- _WHAT YOU ARE ASKED TO DO_: Below is a set of records; restate each one word for word.

- _SUPPLIED MATERIAL_:
⟨

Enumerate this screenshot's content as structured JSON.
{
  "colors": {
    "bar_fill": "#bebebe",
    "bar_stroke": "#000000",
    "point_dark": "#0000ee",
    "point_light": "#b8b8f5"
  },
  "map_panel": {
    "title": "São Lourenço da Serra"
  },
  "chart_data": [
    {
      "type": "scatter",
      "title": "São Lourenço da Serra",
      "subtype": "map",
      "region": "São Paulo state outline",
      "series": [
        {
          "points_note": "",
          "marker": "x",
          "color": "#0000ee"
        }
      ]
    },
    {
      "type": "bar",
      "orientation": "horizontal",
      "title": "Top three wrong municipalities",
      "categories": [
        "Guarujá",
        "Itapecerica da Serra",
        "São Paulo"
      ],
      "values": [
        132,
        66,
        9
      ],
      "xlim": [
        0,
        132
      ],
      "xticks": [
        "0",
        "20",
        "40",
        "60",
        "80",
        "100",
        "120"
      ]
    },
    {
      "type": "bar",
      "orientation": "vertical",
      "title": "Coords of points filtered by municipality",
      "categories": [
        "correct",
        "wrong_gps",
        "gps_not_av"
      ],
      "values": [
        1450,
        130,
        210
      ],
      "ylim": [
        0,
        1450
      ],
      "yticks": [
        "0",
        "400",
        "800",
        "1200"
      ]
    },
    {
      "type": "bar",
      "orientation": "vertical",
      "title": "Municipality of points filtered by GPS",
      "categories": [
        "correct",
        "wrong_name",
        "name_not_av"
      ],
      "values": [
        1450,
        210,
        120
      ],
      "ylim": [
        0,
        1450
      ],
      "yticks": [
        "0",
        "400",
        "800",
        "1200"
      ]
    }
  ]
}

⟩

- _FULL ANSWER_:
Enumerate this screenshot's content as structured JSON.
{
  "colors": {
    "bar_fill": "#bebebe",
    "bar_stroke": "#000000",
    "point_dark": "#0000ee",
    "point_light": "#b8b8f5"
  },
  "map_panel": {
    "title": "São Lourenço da Serra"
  },
  "chart_data": [
    {
      "type": "scatter",
      "title": "São Lourenço da Serra",
      "subtype": "map",
      "region": "São Paulo state outline",
      "series": [
        {
          "points_note": "",
          "marker": "x",
          "color": "#0000ee"
        }
      ]
    },
    {
      "type": "bar",
      "orientation": "horizontal",
      "title": "Top three wrong municipalities",
      "categories": [
        "Guarujá",
        "Itapecerica da Serra",
        "São Paulo"
      ],
      "values": [
        132,
        66,
        9
      ],
      "xlim": [
        0,
        132
      ],
      "xticks": [
        "0",
        "20",
        "40",
        "60",
        "80",
        "100",
        "120"
      ]
    },
    {
      "type": "bar",
      "orientation": "vertical",
      "title": "Coords of points filtered by municipality",
      "categories": [
        "correct",
        "wrong_gps",
        "gps_not_av"
      ],
      "values": [
        1450,
        130,
        210
      ],
      "ylim": [
        0,
        1450
      ],
      "yticks": [
        "0",
        "400",
        "800",
        "1200"
      ]
    },
    {
      "type": "bar",
      "orientation": "vertical",
      "title": "Municipality of points filtered by GPS",
      "categories": [
        "correct",
        "wrong_name",
        "name_not_av"
      ],
      "values": [
        1450,
        210,
        120
      ],
      "ylim": [
        0,
        1450
      ],
      "yticks": [
        "0",
        "400",
        "800",
        "1200"
      ]
    }
  ]
}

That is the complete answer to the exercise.